◆ TASK DESCRIPTION
Leaving every picture out, repeat all of the entries below exactly.
***** RECORDS TO PROCESS *****
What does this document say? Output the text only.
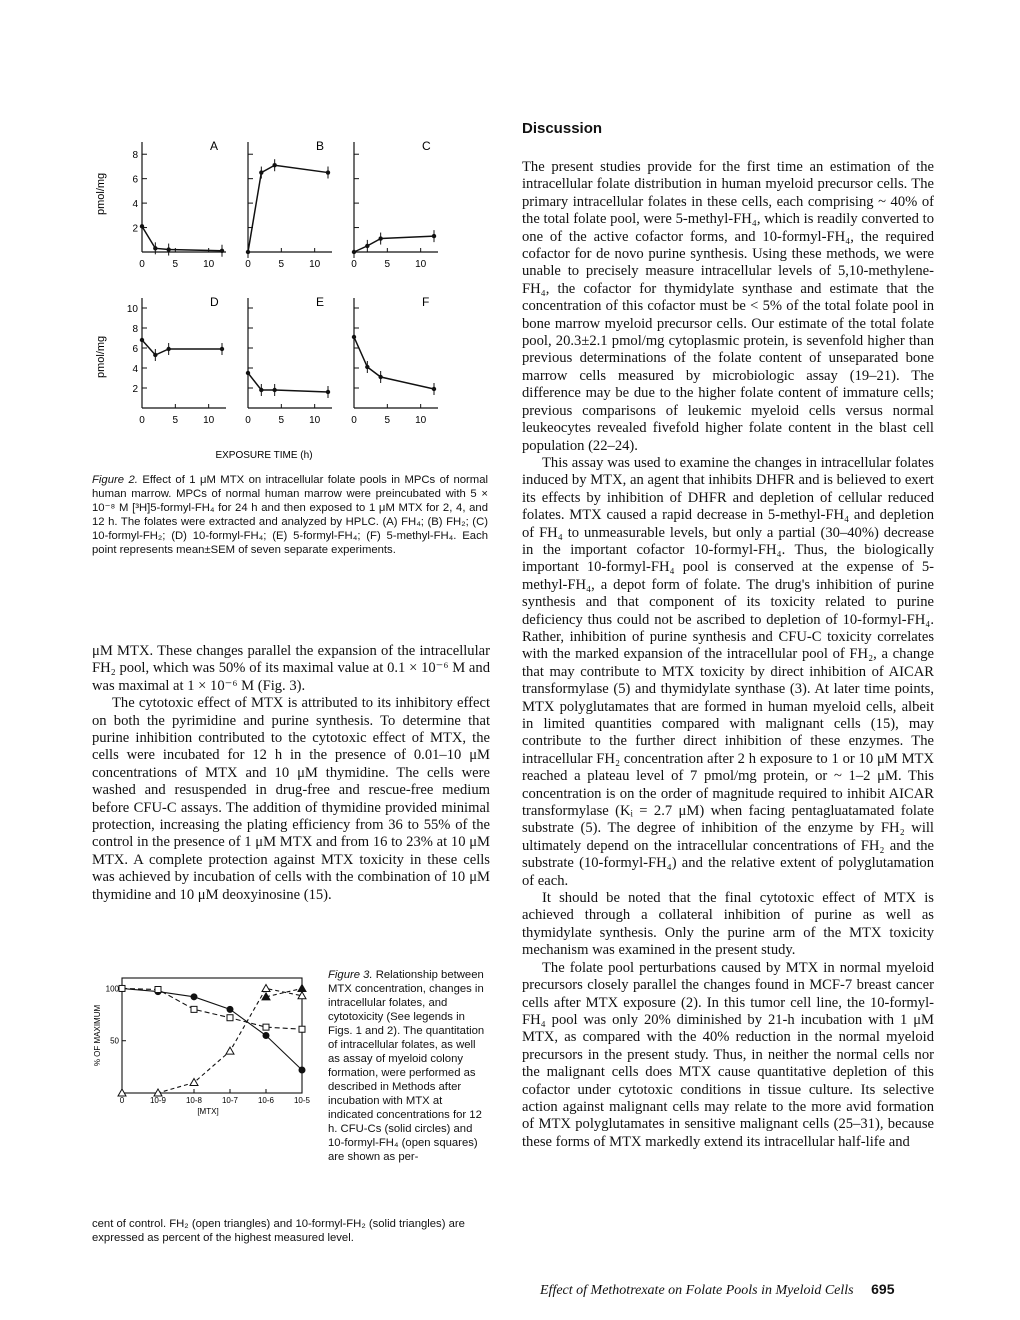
2
4
6
8
0	5 10
A
0	5 10
B
0	5 10
C
2
4
6
8
10
0	5 10
D
0	5 10
E
0	5 10
F
pmol/mg
pmol/mg
EXPOSURE TIME (h)
Figure 2. Effect of 1 μM MTX on intracellular folate pools in MPCs of normal human marrow. MPCs of normal human marrow were preincubated with 5 × 10⁻⁸ M [³H]5-formyl-FH₄ for 24 h and then exposed to 1 μM MTX for 2, 4, and 12 h. The folates were extracted and analyzed by HPLC. (A) FH₄; (B) FH₂; (C) 10-formyl-FH₂; (D) 10-formyl-FH₄; (E) 5-formyl-FH₄; (F) 5-methyl-FH₄. Each point represents mean±SEM of seven separate experiments.

μM MTX. These changes parallel the expansion of the intracellular FH₂ pool, which was 50% of its maximal value at 0.1 × 10⁻⁶ M and was maximal at 1 × 10⁻⁶ M (Fig. 3).

The cytotoxic effect of MTX is attributed to its inhibitory effect on both the pyrimidine and purine synthesis. To determine that purine inhibition contributed to the cytotoxic effect of MTX, the cells were incubated for 12 h in the presence of 0.01–10 μM concentrations of MTX and 10 μM thymidine. The cells were washed and resuspended in drug-free and rescue-free medium before CFU-C assays. The addition of thymidine provided minimal protection, increasing the plating efficiency from 36 to 55% of the control in the presence of 1 μM MTX and from 16 to 23% at 10 μM MTX. A complete protection against MTX toxicity in these cells was achieved by incubation of cells with the combination of 10 μM thymidine and 10 μM deoxyinosine (15).

0	10-9 10-8 10-7 10-6 10-5
50
100
[MTX]
% OF MAXIMUM
Figure 3. Relationship between MTX concentration, changes in intracellular folates, and cytotoxicity (See legends in Figs. 1 and 2). The quantitation of intracellular folates, as well as assay of myeloid colony formation, were performed as described in Methods after incubation with MTX at indicated concentrations for 12 h. CFU-Cs (solid circles) and 10-formyl-FH₄ (open squares) are shown as per-
cent of control. FH₂ (open triangles) and 10-formyl-FH₂ (solid triangles) are expressed as percent of the highest measured level.
Discussion

The present studies provide for the first time an estimation of the intracellular folate distribution in human myeloid precursor cells. The primary intracellular folates in these cells, each comprising ~ 40% of the total folate pool, were 5-methyl-FH₄, which is readily converted to one of the active cofactor forms, and 10-formyl-FH₄, the required cofactor for de novo purine synthesis. Using these methods, we were unable to precisely measure intracellular levels of 5,10-methylene-FH₄, the cofactor for thymidylate synthase and estimate that the concentration of this cofactor must be < 5% of the total folate pool in bone marrow myeloid precursor cells. Our estimate of the total folate pool, 20.3±2.1 pmol/mg cytoplasmic protein, is sevenfold higher than previous determinations of the folate content of unseparated bone marrow cells measured by microbiologic assay (19–21). The difference may be due to the higher folate content of immature cells; previous comparisons of leukemic myeloid cells versus normal leukeocytes revealed fivefold higher folate content in the blast cell population (22–24).

This assay was used to examine the changes in intracellular folates induced by MTX, an agent that inhibits DHFR and is believed to exert its effects by inhibition of DHFR and depletion of cellular reduced folates. MTX caused a rapid decrease in 5-methyl-FH₄ and depletion of FH₄ to unmeasurable levels, but only a partial (30–40%) decrease in the important cofactor 10-formyl-FH₄. Thus, the biologically important 10-formyl-FH₄ pool is conserved at the expense of 5-methyl-FH₄, a depot form of folate. The drug's inhibition of purine synthesis and that component of its toxicity related to purine deficiency thus could not be ascribed to depletion of 10-formyl-FH₄. Rather, inhibition of purine synthesis and CFU-C toxicity correlates with the marked expansion of the intracellular pool of FH₂, a change that may contribute to MTX toxicity by direct inhibition of AICAR transformylase (5) and thymidylate synthase (3). At later time points, MTX polyglutamates that are formed in human myeloid cells, albeit in limited quantities compared with malignant cells (15), may contribute to the further direct inhibition of these enzymes. The intracellular FH₂ concentration after 2 h exposure to 1 or 10 μM MTX reached a plateau level of 7 pmol/mg protein, or ~ 1–2 μM. This concentration is on the order of magnitude required to inhibit AICAR transformylase (Kᵢ = 2.7 μM) when facing pentagluatamated folate substrate (5). The degree of inhibition of the enzyme by FH₂ will ultimately depend on the intracellular concentrations of FH₂ and the substrate (10-formyl-FH₄) and the relative extent of polyglutamation of each.

It should be noted that the final cytotoxic effect of MTX is achieved through a collateral inhibition of purine as well as thymidylate synthesis. Only the purine arm of the MTX toxicity mechanism was examined in the present study.

The folate pool perturbations caused by MTX in normal myeloid precursors closely parallel the changes found in MCF-7 breast cancer cells after MTX exposure (2). In this tumor cell line, the 10-formyl-FH₄ pool was only 20% diminished by 21-h incubation with 1 μM MTX, as compared with the 40% reduction in the normal myeloid precursors in the present study. Thus, in neither the normal cells nor the malignant cells does MTX cause quantitative depletion of this cofactor under cytotoxic conditions in tissue culture. Its selective action against malignant cells may relate to the more avid formation of MTX polyglutamates in sensitive malignant cells (25–31), because these forms of MTX markedly extend its intracellular half-life and

Effect of Methotrexate on Folate Pools in Myeloid Cells 695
*****
◆ TASK ANSWER
What does this document say? Output the text only.
2
4
6
8
0	5 10
A
0	5 10
B
0	5 10
C
2
4
6
8
10
0	5 10
D
0	5 10
E
0	5 10
F
pmol/mg
pmol/mg
EXPOSURE TIME (h)
Figure 2. Effect of 1 μM MTX on intracellular folate pools in MPCs of normal human marrow. MPCs of normal human marrow were preincubated with 5 × 10⁻⁸ M [³H]5-formyl-FH₄ for 24 h and then exposed to 1 μM MTX for 2, 4, and 12 h. The folates were extracted and analyzed by HPLC. (A) FH₄; (B) FH₂; (C) 10-formyl-FH₂; (D) 10-formyl-FH₄; (E) 5-formyl-FH₄; (F) 5-methyl-FH₄. Each point represents mean±SEM of seven separate experiments.

μM MTX. These changes parallel the expansion of the intracellular FH₂ pool, which was 50% of its maximal value at 0.1 × 10⁻⁶ M and was maximal at 1 × 10⁻⁶ M (Fig. 3).

The cytotoxic effect of MTX is attributed to its inhibitory effect on both the pyrimidine and purine synthesis. To determine that purine inhibition contributed to the cytotoxic effect of MTX, the cells were incubated for 12 h in the presence of 0.01–10 μM concentrations of MTX and 10 μM thymidine. The cells were washed and resuspended in drug-free and rescue-free medium before CFU-C assays. The addition of thymidine provided minimal protection, increasing the plating efficiency from 36 to 55% of the control in the presence of 1 μM MTX and from 16 to 23% at 10 μM MTX. A complete protection against MTX toxicity in these cells was achieved by incubation of cells with the combination of 10 μM thymidine and 10 μM deoxyinosine (15).

0	10-9 10-8 10-7 10-6 10-5
50
100
[MTX]
% OF MAXIMUM
Figure 3. Relationship between MTX concentration, changes in intracellular folates, and cytotoxicity (See legends in Figs. 1 and 2). The quantitation of intracellular folates, as well as assay of myeloid colony formation, were performed as described in Methods after incubation with MTX at indicated concentrations for 12 h. CFU-Cs (solid circles) and 10-formyl-FH₄ (open squares) are shown as per-
cent of control. FH₂ (open triangles) and 10-formyl-FH₂ (solid triangles) are expressed as percent of the highest measured level.
Discussion

The present studies provide for the first time an estimation of the intracellular folate distribution in human myeloid precursor cells. The primary intracellular folates in these cells, each comprising ~ 40% of the total folate pool, were 5-methyl-FH₄, which is readily converted to one of the active cofactor forms, and 10-formyl-FH₄, the required cofactor for de novo purine synthesis. Using these methods, we were unable to precisely measure intracellular levels of 5,10-methylene-FH₄, the cofactor for thymidylate synthase and estimate that the concentration of this cofactor must be < 5% of the total folate pool in bone marrow myeloid precursor cells. Our estimate of the total folate pool, 20.3±2.1 pmol/mg cytoplasmic protein, is sevenfold higher than previous determinations of the folate content of unseparated bone marrow cells measured by microbiologic assay (19–21). The difference may be due to the higher folate content of immature cells; previous comparisons of leukemic myeloid cells versus normal leukeocytes revealed fivefold higher folate content in the blast cell population (22–24).

This assay was used to examine the changes in intracellular folates induced by MTX, an agent that inhibits DHFR and is believed to exert its effects by inhibition of DHFR and depletion of cellular reduced folates. MTX caused a rapid decrease in 5-methyl-FH₄ and depletion of FH₄ to unmeasurable levels, but only a partial (30–40%) decrease in the important cofactor 10-formyl-FH₄. Thus, the biologically important 10-formyl-FH₄ pool is conserved at the expense of 5-methyl-FH₄, a depot form of folate. The drug's inhibition of purine synthesis and that component of its toxicity related to purine deficiency thus could not be ascribed to depletion of 10-formyl-FH₄. Rather, inhibition of purine synthesis and CFU-C toxicity correlates with the marked expansion of the intracellular pool of FH₂, a change that may contribute to MTX toxicity by direct inhibition of AICAR transformylase (5) and thymidylate synthase (3). At later time points, MTX polyglutamates that are formed in human myeloid cells, albeit in limited quantities compared with malignant cells (15), may contribute to the further direct inhibition of these enzymes. The intracellular FH₂ concentration after 2 h exposure to 1 or 10 μM MTX reached a plateau level of 7 pmol/mg protein, or ~ 1–2 μM. This concentration is on the order of magnitude required to inhibit AICAR transformylase (Kᵢ = 2.7 μM) when facing pentagluatamated folate substrate (5). The degree of inhibition of the enzyme by FH₂ will ultimately depend on the intracellular concentrations of FH₂ and the substrate (10-formyl-FH₄) and the relative extent of polyglutamation of each.

It should be noted that the final cytotoxic effect of MTX is achieved through a collateral inhibition of purine as well as thymidylate synthesis. Only the purine arm of the MTX toxicity mechanism was examined in the present study.

The folate pool perturbations caused by MTX in normal myeloid precursors closely parallel the changes found in MCF-7 breast cancer cells after MTX exposure (2). In this tumor cell line, the 10-formyl-FH₄ pool was only 20% diminished by 21-h incubation with 1 μM MTX, as compared with the 40% reduction in the normal myeloid precursors in the present study. Thus, in neither the normal cells nor the malignant cells does MTX cause quantitative depletion of this cofactor under cytotoxic conditions in tissue culture. Its selective action against malignant cells may relate to the more avid formation of MTX polyglutamates in sensitive malignant cells (25–31), because these forms of MTX markedly extend its intracellular half-life and

Effect of Methotrexate on Folate Pools in Myeloid Cells 695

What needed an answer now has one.